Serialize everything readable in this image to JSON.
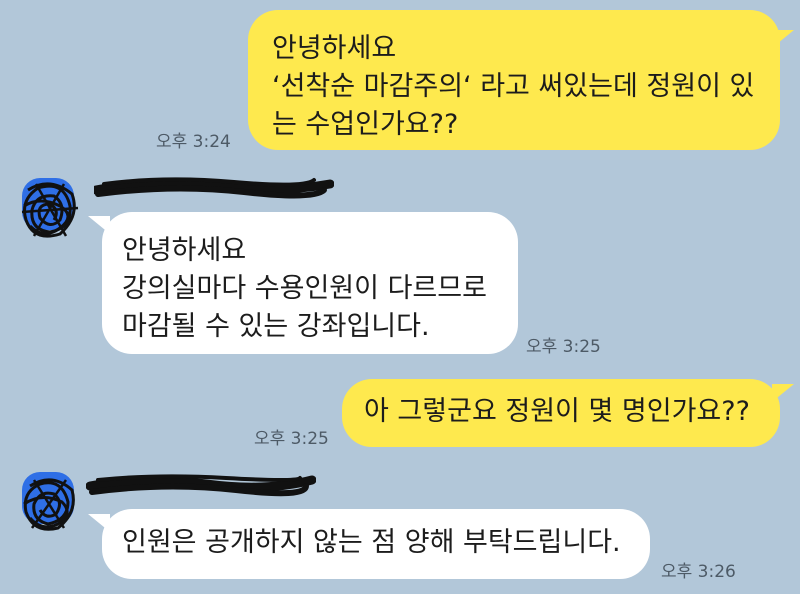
{
  "chat": {
    "messages": [
      {
        "sender": "me",
        "lines": [
          "안녕하세요",
          "‘선착순 마감주의‘ 라고 써있는데 정원이 있",
          "는 수업인가요??"
        ],
        "time": "오후 3:24"
      },
      {
        "sender": "them",
        "lines": [
          "안녕하세요",
          "강의실마다 수용인원이 다르므로",
          "마감될 수 있는 강좌입니다."
        ],
        "time": "오후 3:25"
      },
      {
        "sender": "me",
        "lines": [
          "아 그렇군요 정원이 몇 명인가요??"
        ],
        "time": "오후 3:25"
      },
      {
        "sender": "them",
        "lines": [
          "인원은 공개하지 않는 점 양해 부탁드립니다."
        ],
        "time": "오후 3:26"
      }
    ]
  },
  "colors": {
    "background": "#b2c7d9",
    "my_bubble": "#fee94e",
    "their_bubble": "#ffffff",
    "avatar_blue": "#2f6fe6"
  }
}
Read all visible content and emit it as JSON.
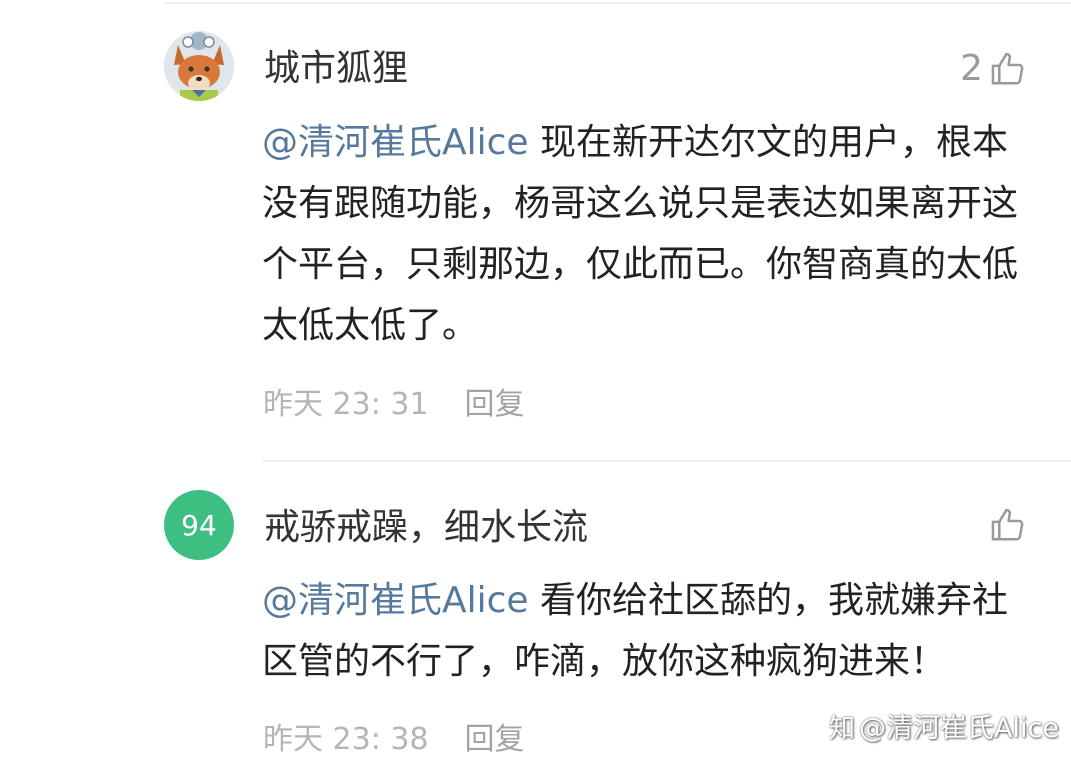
{
  "comments": [
    {
      "username": "城市狐狸",
      "avatar": "fox-avatar",
      "like_count": "2",
      "mention": "@清河崔氏Alice",
      "text": " 现在新开达尔文的用户，根本没有跟随功能，杨哥这么说只是表达如果离开这个平台，只剩那边，仅此而已。你智商真的太低太低太低了。",
      "time": "昨天 23: 31",
      "reply_label": "回复"
    },
    {
      "username": "戒骄戒躁，细水长流",
      "avatar_text": "94",
      "avatar_color": "#3dbf82",
      "like_count": "",
      "mention": "@清河崔氏Alice",
      "text": " 看你给社区舔的，我就嫌弃社区管的不行了，咋滴，放你这种疯狗进来！",
      "time": "昨天 23: 38",
      "reply_label": "回复"
    }
  ],
  "watermark": {
    "logo": "知",
    "text": "@清河崔氏Alice"
  },
  "colors": {
    "mention": "#56799e",
    "meta": "#b5b5b5",
    "badge": "#3dbf82"
  }
}
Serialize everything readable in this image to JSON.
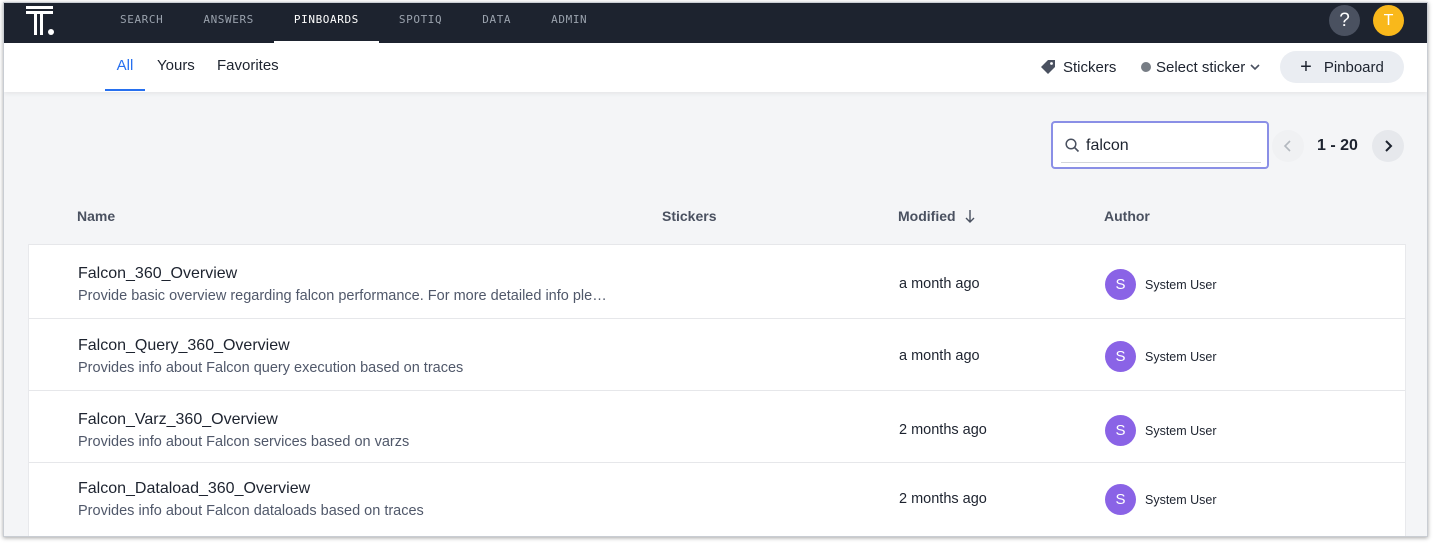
{
  "nav": {
    "items": [
      {
        "label": "SEARCH",
        "active": false
      },
      {
        "label": "ANSWERS",
        "active": false
      },
      {
        "label": "PINBOARDS",
        "active": true
      },
      {
        "label": "SPOTIQ",
        "active": false
      },
      {
        "label": "DATA",
        "active": false
      },
      {
        "label": "ADMIN",
        "active": false
      }
    ],
    "help_label": "?",
    "user_initial": "T"
  },
  "tabs": {
    "all": "All",
    "yours": "Yours",
    "favorites": "Favorites",
    "active": "All"
  },
  "toolbar": {
    "stickers_label": "Stickers",
    "select_sticker_label": "Select sticker",
    "pinboard_button_label": "Pinboard"
  },
  "search": {
    "value": "falcon"
  },
  "pager": {
    "range": "1 - 20"
  },
  "table": {
    "headers": {
      "name": "Name",
      "stickers": "Stickers",
      "modified": "Modified",
      "author": "Author"
    },
    "sort": "Modified descending",
    "rows": [
      {
        "title": "Falcon_360_Overview",
        "description": "Provide basic overview regarding falcon performance. For more detailed info ple…",
        "modified": "a month ago",
        "author_initial": "S",
        "author": "System User"
      },
      {
        "title": "Falcon_Query_360_Overview",
        "description": "Provides info about Falcon query execution based on traces",
        "modified": "a month ago",
        "author_initial": "S",
        "author": "System User"
      },
      {
        "title": "Falcon_Varz_360_Overview",
        "description": "Provides info about Falcon services based on varzs",
        "modified": "2 months ago",
        "author_initial": "S",
        "author": "System User"
      },
      {
        "title": "Falcon_Dataload_360_Overview",
        "description": "Provides info about Falcon dataloads based on traces",
        "modified": "2 months ago",
        "author_initial": "S",
        "author": "System User"
      }
    ]
  },
  "colors": {
    "topbar": "#1d232f",
    "accent": "#2770ef",
    "user_avatar": "#f9b81b",
    "author_avatar": "#8a63e6",
    "search_focus": "#8a8fe6"
  }
}
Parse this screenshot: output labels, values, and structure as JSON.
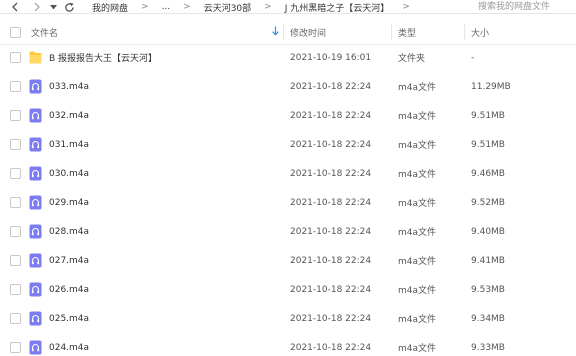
{
  "nav": {
    "back_icon": "chevron-left-icon",
    "forward_icon": "chevron-right-icon",
    "dropdown_icon": "caret-down-icon",
    "refresh_icon": "refresh-icon"
  },
  "breadcrumb": {
    "items": [
      "我的网盘",
      "...",
      "云天河30部",
      "J 九州黑暗之子【云天河】"
    ],
    "separator": ">"
  },
  "search": {
    "placeholder": "搜索我的网盘文件",
    "value": ""
  },
  "columns": {
    "name": "文件名",
    "modified": "修改时间",
    "type": "类型",
    "size": "大小"
  },
  "colors": {
    "folder": "#ffc83d",
    "audio_icon": "#7b7cf0",
    "sort_arrow": "#3a8ee6"
  },
  "files": [
    {
      "name": "B 报报报告大王【云天河】",
      "modified": "2021-10-19 16:01",
      "type": "文件夹",
      "size": "-",
      "icon": "folder-icon"
    },
    {
      "name": "033.m4a",
      "modified": "2021-10-18 22:24",
      "type": "m4a文件",
      "size": "11.29MB",
      "icon": "audio-file-icon"
    },
    {
      "name": "032.m4a",
      "modified": "2021-10-18 22:24",
      "type": "m4a文件",
      "size": "9.51MB",
      "icon": "audio-file-icon"
    },
    {
      "name": "031.m4a",
      "modified": "2021-10-18 22:24",
      "type": "m4a文件",
      "size": "9.51MB",
      "icon": "audio-file-icon"
    },
    {
      "name": "030.m4a",
      "modified": "2021-10-18 22:24",
      "type": "m4a文件",
      "size": "9.46MB",
      "icon": "audio-file-icon"
    },
    {
      "name": "029.m4a",
      "modified": "2021-10-18 22:24",
      "type": "m4a文件",
      "size": "9.52MB",
      "icon": "audio-file-icon"
    },
    {
      "name": "028.m4a",
      "modified": "2021-10-18 22:24",
      "type": "m4a文件",
      "size": "9.40MB",
      "icon": "audio-file-icon"
    },
    {
      "name": "027.m4a",
      "modified": "2021-10-18 22:24",
      "type": "m4a文件",
      "size": "9.41MB",
      "icon": "audio-file-icon"
    },
    {
      "name": "026.m4a",
      "modified": "2021-10-18 22:24",
      "type": "m4a文件",
      "size": "9.53MB",
      "icon": "audio-file-icon"
    },
    {
      "name": "025.m4a",
      "modified": "2021-10-18 22:24",
      "type": "m4a文件",
      "size": "9.34MB",
      "icon": "audio-file-icon"
    },
    {
      "name": "024.m4a",
      "modified": "2021-10-18 22:24",
      "type": "m4a文件",
      "size": "9.33MB",
      "icon": "audio-file-icon"
    }
  ]
}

_ _ _

> _WHAT YOU SHOULD DO_: Repeat the material above verbatim, with no pictures in the output.

> _EXERCISE ANSWER_:
Serialize everything readable in this image to JSON.
{
  "chat": {
    "messages": [
      {
        "sender": "me",
        "lines": [
          "안녕하세요",
          "‘선착순 마감주의‘ 라고 써있는데 정원이 있",
          "는 수업인가요??"
        ],
        "time": "오후 3:24"
      },
      {
        "sender": "them",
        "lines": [
          "안녕하세요",
          "강의실마다 수용인원이 다르므로",
          "마감될 수 있는 강좌입니다."
        ],
        "time": "오후 3:25"
      },
      {
        "sender": "me",
        "lines": [
          "아 그렇군요 정원이 몇 명인가요??"
        ],
        "time": "오후 3:25"
      },
      {
        "sender": "them",
        "lines": [
          "인원은 공개하지 않는 점 양해 부탁드립니다."
        ],
        "time": "오후 3:26"
      }
    ]
  },
  "colors": {
    "background": "#b2c7d9",
    "my_bubble": "#fee94e",
    "their_bubble": "#ffffff",
    "avatar_blue": "#2f6fe6"
  }
}
Read all visible content and emit it as JSON.
{
  "comments": [
    {
      "username": "城市狐狸",
      "avatar": "fox-avatar",
      "like_count": "2",
      "mention": "@清河崔氏Alice",
      "text": " 现在新开达尔文的用户，根本没有跟随功能，杨哥这么说只是表达如果离开这个平台，只剩那边，仅此而已。你智商真的太低太低太低了。",
      "time": "昨天 23: 31",
      "reply_label": "回复"
    },
    {
      "username": "戒骄戒躁，细水长流",
      "avatar_text": "94",
      "avatar_color": "#3dbf82",
      "like_count": "",
      "mention": "@清河崔氏Alice",
      "text": " 看你给社区舔的，我就嫌弃社区管的不行了，咋滴，放你这种疯狗进来！",
      "time": "昨天 23: 38",
      "reply_label": "回复"
    }
  ],
  "watermark": {
    "logo": "知",
    "text": "@清河崔氏Alice"
  },
  "colors": {
    "mention": "#56799e",
    "meta": "#b5b5b5",
    "badge": "#3dbf82"
  }
}
Serialize everything readable in this image to JSON.
{
  "nav": {
    "items": [
      {
        "label": "SEARCH",
        "active": false
      },
      {
        "label": "ANSWERS",
        "active": false
      },
      {
        "label": "PINBOARDS",
        "active": true
      },
      {
        "label": "SPOTIQ",
        "active": false
      },
      {
        "label": "DATA",
        "active": false
      },
      {
        "label": "ADMIN",
        "active": false
      }
    ],
    "help_label": "?",
    "user_initial": "T"
  },
  "tabs": {
    "all": "All",
    "yours": "Yours",
    "favorites": "Favorites",
    "active": "All"
  },
  "toolbar": {
    "stickers_label": "Stickers",
    "select_sticker_label": "Select sticker",
    "pinboard_button_label": "Pinboard"
  },
  "search": {
    "value": "falcon"
  },
  "pager": {
    "range": "1 - 20"
  },
  "table": {
    "headers": {
      "name": "Name",
      "stickers": "Stickers",
      "modified": "Modified",
      "author": "Author"
    },
    "sort": "Modified descending",
    "rows": [
      {
        "title": "Falcon_360_Overview",
        "description": "Provide basic overview regarding falcon performance. For more detailed info ple…",
        "modified": "a month ago",
        "author_initial": "S",
        "author": "System User"
      },
      {
        "title": "Falcon_Query_360_Overview",
        "description": "Provides info about Falcon query execution based on traces",
        "modified": "a month ago",
        "author_initial": "S",
        "author": "System User"
      },
      {
        "title": "Falcon_Varz_360_Overview",
        "description": "Provides info about Falcon services based on varzs",
        "modified": "2 months ago",
        "author_initial": "S",
        "author": "System User"
      },
      {
        "title": "Falcon_Dataload_360_Overview",
        "description": "Provides info about Falcon dataloads based on traces",
        "modified": "2 months ago",
        "author_initial": "S",
        "author": "System User"
      }
    ]
  },
  "colors": {
    "topbar": "#1d232f",
    "accent": "#2770ef",
    "user_avatar": "#f9b81b",
    "author_avatar": "#8a63e6",
    "search_focus": "#8a8fe6"
  }
}
Parse this screenshot: output labels, values, and structure as JSON.
{
  "nav": {
    "back_icon": "chevron-left-icon",
    "forward_icon": "chevron-right-icon",
    "dropdown_icon": "caret-down-icon",
    "refresh_icon": "refresh-icon"
  },
  "breadcrumb": {
    "items": [
      "我的网盘",
      "...",
      "云天河30部",
      "J 九州黑暗之子【云天河】"
    ],
    "separator": ">"
  },
  "search": {
    "placeholder": "搜索我的网盘文件",
    "value": ""
  },
  "columns": {
    "name": "文件名",
    "modified": "修改时间",
    "type": "类型",
    "size": "大小"
  },
  "colors": {
    "folder": "#ffc83d",
    "audio_icon": "#7b7cf0",
    "sort_arrow": "#3a8ee6"
  },
  "files": [
    {
      "name": "B 报报报告大王【云天河】",
      "modified": "2021-10-19 16:01",
      "type": "文件夹",
      "size": "-",
      "icon": "folder-icon"
    },
    {
      "name": "033.m4a",
      "modified": "2021-10-18 22:24",
      "type": "m4a文件",
      "size": "11.29MB",
      "icon": "audio-file-icon"
    },
    {
      "name": "032.m4a",
      "modified": "2021-10-18 22:24",
      "type": "m4a文件",
      "size": "9.51MB",
      "icon": "audio-file-icon"
    },
    {
      "name": "031.m4a",
      "modified": "2021-10-18 22:24",
      "type": "m4a文件",
      "size": "9.51MB",
      "icon": "audio-file-icon"
    },
    {
      "name": "030.m4a",
      "modified": "2021-10-18 22:24",
      "type": "m4a文件",
      "size": "9.46MB",
      "icon": "audio-file-icon"
    },
    {
      "name": "029.m4a",
      "modified": "2021-10-18 22:24",
      "type": "m4a文件",
      "size": "9.52MB",
      "icon": "audio-file-icon"
    },
    {
      "name": "028.m4a",
      "modified": "2021-10-18 22:24",
      "type": "m4a文件",
      "size": "9.40MB",
      "icon": "audio-file-icon"
    },
    {
      "name": "027.m4a",
      "modified": "2021-10-18 22:24",
      "type": "m4a文件",
      "size": "9.41MB",
      "icon": "audio-file-icon"
    },
    {
      "name": "026.m4a",
      "modified": "2021-10-18 22:24",
      "type": "m4a文件",
      "size": "9.53MB",
      "icon": "audio-file-icon"
    },
    {
      "name": "025.m4a",
      "modified": "2021-10-18 22:24",
      "type": "m4a文件",
      "size": "9.34MB",
      "icon": "audio-file-icon"
    },
    {
      "name": "024.m4a",
      "modified": "2021-10-18 22:24",
      "type": "m4a文件",
      "size": "9.33MB",
      "icon": "audio-file-icon"
    }
  ]
}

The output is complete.